• _GIVEN INSTRUCTION_
Copy every entry exactly.

• _INFORMATION PROVIDED_
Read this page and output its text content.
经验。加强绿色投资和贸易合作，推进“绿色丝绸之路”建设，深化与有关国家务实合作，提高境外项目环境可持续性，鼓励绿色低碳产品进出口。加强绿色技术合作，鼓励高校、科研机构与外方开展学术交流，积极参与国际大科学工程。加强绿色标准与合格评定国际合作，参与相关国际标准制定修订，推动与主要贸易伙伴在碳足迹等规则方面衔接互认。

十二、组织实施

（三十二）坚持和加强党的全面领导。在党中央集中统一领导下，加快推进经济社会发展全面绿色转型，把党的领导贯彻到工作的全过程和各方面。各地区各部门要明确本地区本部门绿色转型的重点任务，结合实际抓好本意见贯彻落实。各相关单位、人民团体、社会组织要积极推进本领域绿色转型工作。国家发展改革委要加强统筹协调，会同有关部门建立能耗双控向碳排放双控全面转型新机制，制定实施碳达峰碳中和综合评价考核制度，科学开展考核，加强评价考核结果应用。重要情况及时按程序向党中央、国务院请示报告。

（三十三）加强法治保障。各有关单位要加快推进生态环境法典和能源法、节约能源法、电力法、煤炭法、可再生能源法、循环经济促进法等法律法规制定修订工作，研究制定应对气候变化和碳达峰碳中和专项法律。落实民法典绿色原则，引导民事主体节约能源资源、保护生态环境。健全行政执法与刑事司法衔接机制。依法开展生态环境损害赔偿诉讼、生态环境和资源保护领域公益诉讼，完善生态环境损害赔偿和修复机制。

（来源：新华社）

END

• _RESULT FOR THIS EXERCISE_
Read this page and output its text content.
经验。加强绿色投资和贸易合作，推进“绿色丝绸之路”建设，深化与有关国家务实合作，提高境外项目环境可持续性，鼓励绿色低碳产品进出口。加强绿色技术合作，鼓励高校、科研机构与外方开展学术交流，积极参与国际大科学工程。加强绿色标准与合格评定国际合作，参与相关国际标准制定修订，推动与主要贸易伙伴在碳足迹等规则方面衔接互认。

十二、组织实施

（三十二）坚持和加强党的全面领导。在党中央集中统一领导下，加快推进经济社会发展全面绿色转型，把党的领导贯彻到工作的全过程和各方面。各地区各部门要明确本地区本部门绿色转型的重点任务，结合实际抓好本意见贯彻落实。各相关单位、人民团体、社会组织要积极推进本领域绿色转型工作。国家发展改革委要加强统筹协调，会同有关部门建立能耗双控向碳排放双控全面转型新机制，制定实施碳达峰碳中和综合评价考核制度，科学开展考核，加强评价考核结果应用。重要情况及时按程序向党中央、国务院请示报告。

（三十三）加强法治保障。各有关单位要加快推进生态环境法典和能源法、节约能源法、电力法、煤炭法、可再生能源法、循环经济促进法等法律法规制定修订工作，研究制定应对气候变化和碳达峰碳中和专项法律。落实民法典绿色原则，引导民事主体节约能源资源、保护生态环境。健全行政执法与刑事司法衔接机制。依法开展生态环境损害赔偿诉讼、生态环境和资源保护领域公益诉讼，完善生态环境损害赔偿和修复机制。

（来源：新华社）

END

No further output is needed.